> [TASK DETAILS]:
Please format every line below as a JSON list of strings, one string per line, leaving out any blank lines.

> [Element placement data]:

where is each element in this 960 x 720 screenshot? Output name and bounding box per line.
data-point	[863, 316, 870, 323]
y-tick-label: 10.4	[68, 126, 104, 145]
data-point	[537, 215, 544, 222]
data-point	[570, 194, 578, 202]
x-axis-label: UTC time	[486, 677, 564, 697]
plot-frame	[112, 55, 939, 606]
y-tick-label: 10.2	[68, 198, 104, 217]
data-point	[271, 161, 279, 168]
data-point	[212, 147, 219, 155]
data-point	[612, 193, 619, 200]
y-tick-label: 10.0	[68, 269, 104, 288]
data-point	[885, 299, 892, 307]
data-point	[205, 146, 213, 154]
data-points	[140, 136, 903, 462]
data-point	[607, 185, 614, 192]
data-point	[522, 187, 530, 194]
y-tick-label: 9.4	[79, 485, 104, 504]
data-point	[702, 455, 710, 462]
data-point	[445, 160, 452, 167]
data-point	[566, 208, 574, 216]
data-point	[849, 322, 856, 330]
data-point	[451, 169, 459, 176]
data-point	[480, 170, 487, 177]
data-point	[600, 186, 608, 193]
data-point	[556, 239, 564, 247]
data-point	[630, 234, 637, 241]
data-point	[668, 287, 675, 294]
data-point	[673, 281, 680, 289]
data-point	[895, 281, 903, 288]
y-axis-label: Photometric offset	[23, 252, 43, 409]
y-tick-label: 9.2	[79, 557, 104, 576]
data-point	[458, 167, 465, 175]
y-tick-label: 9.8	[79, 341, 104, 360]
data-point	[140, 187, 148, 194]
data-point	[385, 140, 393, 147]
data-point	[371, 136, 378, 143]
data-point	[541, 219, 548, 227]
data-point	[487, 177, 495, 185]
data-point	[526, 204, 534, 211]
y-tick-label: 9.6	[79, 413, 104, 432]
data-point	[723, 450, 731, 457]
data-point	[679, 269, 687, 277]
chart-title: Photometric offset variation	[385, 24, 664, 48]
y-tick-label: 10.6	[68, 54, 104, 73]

> [RESPONSE TO THIS TASK]:
[
  "where is each element in this 960 x 720 screenshot? Output name and bounding box per line.",
  "data-point\t[863, 316, 870, 323]",
  "y-tick-label: 10.4\t[68, 126, 104, 145]",
  "data-point\t[537, 215, 544, 222]",
  "data-point\t[570, 194, 578, 202]",
  "x-axis-label: UTC time\t[486, 677, 564, 697]",
  "plot-frame\t[112, 55, 939, 606]",
  "y-tick-label: 10.2\t[68, 198, 104, 217]",
  "data-point\t[271, 161, 279, 168]",
  "data-point\t[212, 147, 219, 155]",
  "data-point\t[612, 193, 619, 200]",
  "y-tick-label: 10.0\t[68, 269, 104, 288]",
  "data-point\t[885, 299, 892, 307]",
  "data-point\t[205, 146, 213, 154]",
  "data-points\t[140, 136, 903, 462]",
  "data-point\t[607, 185, 614, 192]",
  "data-point\t[522, 187, 530, 194]",
  "y-tick-label: 9.4\t[79, 485, 104, 504]",
  "data-point\t[702, 455, 710, 462]",
  "data-point\t[445, 160, 452, 167]",
  "data-point\t[566, 208, 574, 216]",
  "data-point\t[849, 322, 856, 330]",
  "data-point\t[451, 169, 459, 176]",
  "data-point\t[480, 170, 487, 177]",
  "data-point\t[600, 186, 608, 193]",
  "data-point\t[556, 239, 564, 247]",
  "data-point\t[630, 234, 637, 241]",
  "data-point\t[668, 287, 675, 294]",
  "data-point\t[673, 281, 680, 289]",
  "data-point\t[895, 281, 903, 288]",
  "y-axis-label: Photometric offset\t[23, 252, 43, 409]",
  "y-tick-label: 9.2\t[79, 557, 104, 576]",
  "data-point\t[458, 167, 465, 175]",
  "y-tick-label: 9.8\t[79, 341, 104, 360]",
  "data-point\t[140, 187, 148, 194]",
  "data-point\t[385, 140, 393, 147]",
  "data-point\t[371, 136, 378, 143]",
  "data-point\t[541, 219, 548, 227]",
  "data-point\t[487, 177, 495, 185]",
  "data-point\t[526, 204, 534, 211]",
  "y-tick-label: 9.6\t[79, 413, 104, 432]",
  "data-point\t[723, 450, 731, 457]",
  "data-point\t[679, 269, 687, 277]",
  "chart-title: Photometric offset variation\t[385, 24, 664, 48]",
  "y-tick-label: 10.6\t[68, 54, 104, 73]"
]